• [Provided material]
┄┄┄┄┄┄
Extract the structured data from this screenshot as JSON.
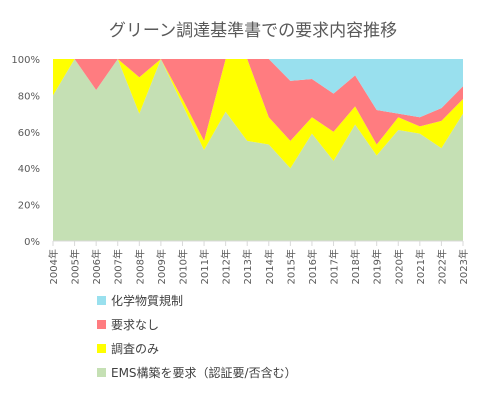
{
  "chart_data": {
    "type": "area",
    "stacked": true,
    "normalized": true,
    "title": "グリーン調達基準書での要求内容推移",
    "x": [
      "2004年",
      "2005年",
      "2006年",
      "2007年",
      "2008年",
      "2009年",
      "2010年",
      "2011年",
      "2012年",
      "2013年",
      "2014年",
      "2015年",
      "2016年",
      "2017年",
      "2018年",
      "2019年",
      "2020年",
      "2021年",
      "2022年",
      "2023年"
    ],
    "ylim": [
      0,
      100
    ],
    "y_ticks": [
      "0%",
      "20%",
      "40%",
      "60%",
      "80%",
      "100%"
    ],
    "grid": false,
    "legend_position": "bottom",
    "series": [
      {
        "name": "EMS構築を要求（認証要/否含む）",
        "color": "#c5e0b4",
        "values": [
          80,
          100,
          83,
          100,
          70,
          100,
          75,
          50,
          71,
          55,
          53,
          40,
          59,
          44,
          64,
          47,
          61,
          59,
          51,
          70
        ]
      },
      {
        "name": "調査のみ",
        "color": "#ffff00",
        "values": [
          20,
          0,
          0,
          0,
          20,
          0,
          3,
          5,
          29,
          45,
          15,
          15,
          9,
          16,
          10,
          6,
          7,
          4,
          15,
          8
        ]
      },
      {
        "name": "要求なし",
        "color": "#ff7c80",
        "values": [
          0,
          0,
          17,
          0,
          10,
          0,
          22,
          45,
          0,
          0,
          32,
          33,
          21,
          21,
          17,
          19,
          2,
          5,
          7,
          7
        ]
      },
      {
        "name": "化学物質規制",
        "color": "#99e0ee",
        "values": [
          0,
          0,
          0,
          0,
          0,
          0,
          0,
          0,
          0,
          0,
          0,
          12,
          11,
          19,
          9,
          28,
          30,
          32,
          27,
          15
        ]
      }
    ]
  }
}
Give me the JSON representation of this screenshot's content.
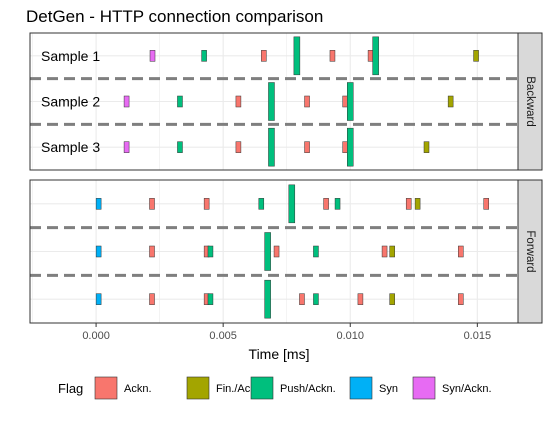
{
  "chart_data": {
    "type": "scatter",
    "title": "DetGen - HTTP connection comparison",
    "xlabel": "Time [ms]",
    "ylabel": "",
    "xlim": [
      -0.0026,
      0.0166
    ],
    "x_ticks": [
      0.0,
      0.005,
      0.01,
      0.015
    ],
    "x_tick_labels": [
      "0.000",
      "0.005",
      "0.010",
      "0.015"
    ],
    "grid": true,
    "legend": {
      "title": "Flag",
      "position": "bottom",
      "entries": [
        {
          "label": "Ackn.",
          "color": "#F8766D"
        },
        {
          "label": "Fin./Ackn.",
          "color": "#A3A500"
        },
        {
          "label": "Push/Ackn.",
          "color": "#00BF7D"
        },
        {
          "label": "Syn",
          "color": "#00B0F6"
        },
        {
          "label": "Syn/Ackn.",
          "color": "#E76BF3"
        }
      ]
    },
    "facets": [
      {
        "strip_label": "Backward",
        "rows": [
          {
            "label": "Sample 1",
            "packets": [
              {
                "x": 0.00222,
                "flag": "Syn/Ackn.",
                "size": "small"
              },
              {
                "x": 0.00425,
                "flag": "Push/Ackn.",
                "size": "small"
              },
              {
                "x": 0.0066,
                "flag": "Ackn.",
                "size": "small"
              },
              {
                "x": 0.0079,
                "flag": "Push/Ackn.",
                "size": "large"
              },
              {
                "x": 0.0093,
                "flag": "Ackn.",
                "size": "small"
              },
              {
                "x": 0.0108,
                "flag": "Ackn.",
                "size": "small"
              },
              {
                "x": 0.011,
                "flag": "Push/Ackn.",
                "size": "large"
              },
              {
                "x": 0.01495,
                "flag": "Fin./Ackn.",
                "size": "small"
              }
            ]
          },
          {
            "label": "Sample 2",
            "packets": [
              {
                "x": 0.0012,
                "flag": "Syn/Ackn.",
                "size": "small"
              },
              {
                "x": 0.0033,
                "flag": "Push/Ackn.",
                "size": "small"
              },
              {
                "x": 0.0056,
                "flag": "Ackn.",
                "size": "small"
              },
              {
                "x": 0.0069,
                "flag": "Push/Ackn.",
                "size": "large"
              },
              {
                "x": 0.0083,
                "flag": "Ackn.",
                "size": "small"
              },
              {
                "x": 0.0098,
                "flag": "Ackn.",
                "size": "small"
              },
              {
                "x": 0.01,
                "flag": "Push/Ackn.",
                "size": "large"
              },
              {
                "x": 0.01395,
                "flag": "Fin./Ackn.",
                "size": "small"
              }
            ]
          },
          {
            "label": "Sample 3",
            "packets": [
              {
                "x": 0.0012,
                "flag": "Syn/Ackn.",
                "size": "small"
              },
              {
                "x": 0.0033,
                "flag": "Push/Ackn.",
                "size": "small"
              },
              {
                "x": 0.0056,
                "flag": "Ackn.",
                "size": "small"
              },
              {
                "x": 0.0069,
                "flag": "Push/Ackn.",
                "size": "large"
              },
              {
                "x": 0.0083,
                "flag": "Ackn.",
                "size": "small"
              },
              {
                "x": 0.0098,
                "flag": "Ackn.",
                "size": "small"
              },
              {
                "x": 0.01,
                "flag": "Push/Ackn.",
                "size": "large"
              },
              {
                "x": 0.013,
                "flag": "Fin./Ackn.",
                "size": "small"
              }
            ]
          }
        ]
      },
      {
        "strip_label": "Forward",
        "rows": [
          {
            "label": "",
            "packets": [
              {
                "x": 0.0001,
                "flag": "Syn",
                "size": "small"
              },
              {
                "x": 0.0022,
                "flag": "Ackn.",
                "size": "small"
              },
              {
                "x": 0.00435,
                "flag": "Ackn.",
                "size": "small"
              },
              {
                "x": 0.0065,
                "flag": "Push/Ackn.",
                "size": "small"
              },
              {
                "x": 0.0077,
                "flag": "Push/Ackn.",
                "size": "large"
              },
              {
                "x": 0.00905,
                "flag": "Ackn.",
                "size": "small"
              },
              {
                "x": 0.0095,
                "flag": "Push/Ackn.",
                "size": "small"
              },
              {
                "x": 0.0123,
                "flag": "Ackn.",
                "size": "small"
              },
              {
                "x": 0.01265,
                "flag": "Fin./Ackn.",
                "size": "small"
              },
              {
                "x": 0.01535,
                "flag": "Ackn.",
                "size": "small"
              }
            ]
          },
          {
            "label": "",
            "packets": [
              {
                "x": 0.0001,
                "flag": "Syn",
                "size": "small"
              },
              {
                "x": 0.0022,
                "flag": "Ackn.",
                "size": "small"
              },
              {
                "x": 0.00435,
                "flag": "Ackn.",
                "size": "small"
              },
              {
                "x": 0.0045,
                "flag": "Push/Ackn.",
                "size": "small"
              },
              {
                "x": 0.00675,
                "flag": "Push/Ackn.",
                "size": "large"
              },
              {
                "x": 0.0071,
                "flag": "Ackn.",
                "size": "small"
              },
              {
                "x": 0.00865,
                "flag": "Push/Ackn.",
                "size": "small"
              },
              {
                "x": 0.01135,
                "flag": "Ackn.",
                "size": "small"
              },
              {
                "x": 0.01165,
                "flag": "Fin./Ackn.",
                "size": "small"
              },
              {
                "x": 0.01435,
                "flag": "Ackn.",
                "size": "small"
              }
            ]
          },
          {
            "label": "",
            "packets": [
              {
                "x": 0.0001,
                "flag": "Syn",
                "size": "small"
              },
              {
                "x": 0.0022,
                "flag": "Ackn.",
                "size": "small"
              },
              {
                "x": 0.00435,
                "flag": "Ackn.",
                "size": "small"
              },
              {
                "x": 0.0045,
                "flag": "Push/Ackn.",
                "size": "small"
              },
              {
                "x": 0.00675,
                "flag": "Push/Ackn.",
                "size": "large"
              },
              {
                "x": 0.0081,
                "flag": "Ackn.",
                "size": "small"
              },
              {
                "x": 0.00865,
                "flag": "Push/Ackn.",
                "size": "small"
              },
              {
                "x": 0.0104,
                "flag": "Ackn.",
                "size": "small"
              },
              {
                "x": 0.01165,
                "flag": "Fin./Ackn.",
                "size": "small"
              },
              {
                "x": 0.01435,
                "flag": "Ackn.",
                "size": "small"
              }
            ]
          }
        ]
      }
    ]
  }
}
┄┄┄┄┄┄
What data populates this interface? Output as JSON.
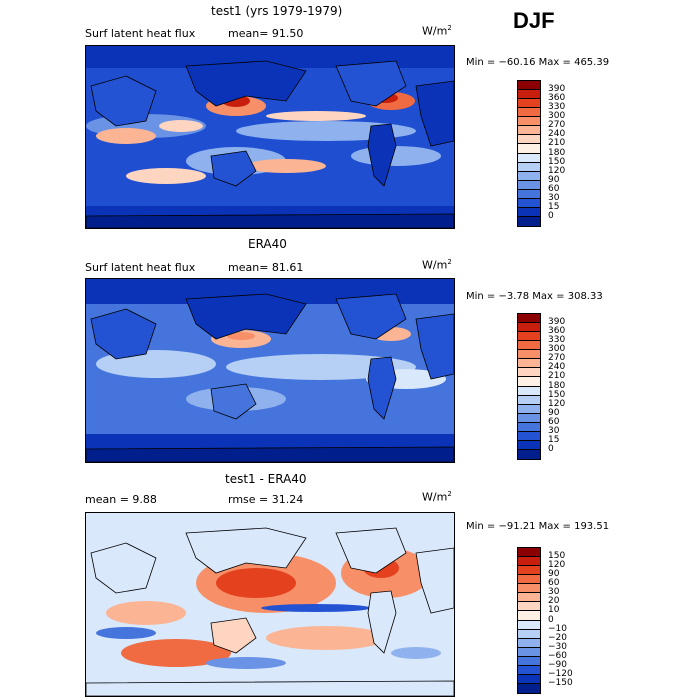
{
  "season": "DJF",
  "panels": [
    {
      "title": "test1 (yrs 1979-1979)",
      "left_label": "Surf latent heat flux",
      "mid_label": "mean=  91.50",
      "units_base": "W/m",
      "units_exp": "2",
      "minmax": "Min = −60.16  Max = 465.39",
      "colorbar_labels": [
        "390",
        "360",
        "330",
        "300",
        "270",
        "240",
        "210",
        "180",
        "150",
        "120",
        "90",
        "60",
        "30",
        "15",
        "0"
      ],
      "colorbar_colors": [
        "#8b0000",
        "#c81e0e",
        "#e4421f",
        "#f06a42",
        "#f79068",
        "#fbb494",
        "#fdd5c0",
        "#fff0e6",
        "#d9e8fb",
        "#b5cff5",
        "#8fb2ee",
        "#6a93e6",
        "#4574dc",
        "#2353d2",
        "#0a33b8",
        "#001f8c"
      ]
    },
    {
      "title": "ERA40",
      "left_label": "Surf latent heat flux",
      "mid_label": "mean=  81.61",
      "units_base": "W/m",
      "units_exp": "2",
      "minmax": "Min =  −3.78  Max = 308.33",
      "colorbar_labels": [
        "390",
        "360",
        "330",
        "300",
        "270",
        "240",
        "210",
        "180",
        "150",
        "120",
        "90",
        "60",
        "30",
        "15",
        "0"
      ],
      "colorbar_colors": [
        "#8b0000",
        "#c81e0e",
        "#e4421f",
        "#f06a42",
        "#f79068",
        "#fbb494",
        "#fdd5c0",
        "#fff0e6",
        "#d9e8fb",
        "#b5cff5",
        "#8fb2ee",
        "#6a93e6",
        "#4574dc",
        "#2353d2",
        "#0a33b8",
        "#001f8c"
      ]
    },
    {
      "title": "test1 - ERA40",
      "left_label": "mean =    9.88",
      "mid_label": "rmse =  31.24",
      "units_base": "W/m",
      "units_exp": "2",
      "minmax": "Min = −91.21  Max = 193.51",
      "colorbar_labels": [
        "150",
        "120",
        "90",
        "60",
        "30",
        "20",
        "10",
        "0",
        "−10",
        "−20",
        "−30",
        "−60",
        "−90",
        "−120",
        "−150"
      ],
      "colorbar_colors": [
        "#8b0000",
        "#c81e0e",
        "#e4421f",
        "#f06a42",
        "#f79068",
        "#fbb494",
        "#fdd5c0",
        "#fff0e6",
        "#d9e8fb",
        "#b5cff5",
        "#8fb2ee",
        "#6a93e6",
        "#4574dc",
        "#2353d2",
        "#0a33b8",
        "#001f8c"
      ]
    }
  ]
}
┄┄┄┄┄┄
• [What is needed] Review the material and copy each line in which the word "bottom" appears.

• [Worked answer]
    "legend_position": "bottom",
      "position": "bottom",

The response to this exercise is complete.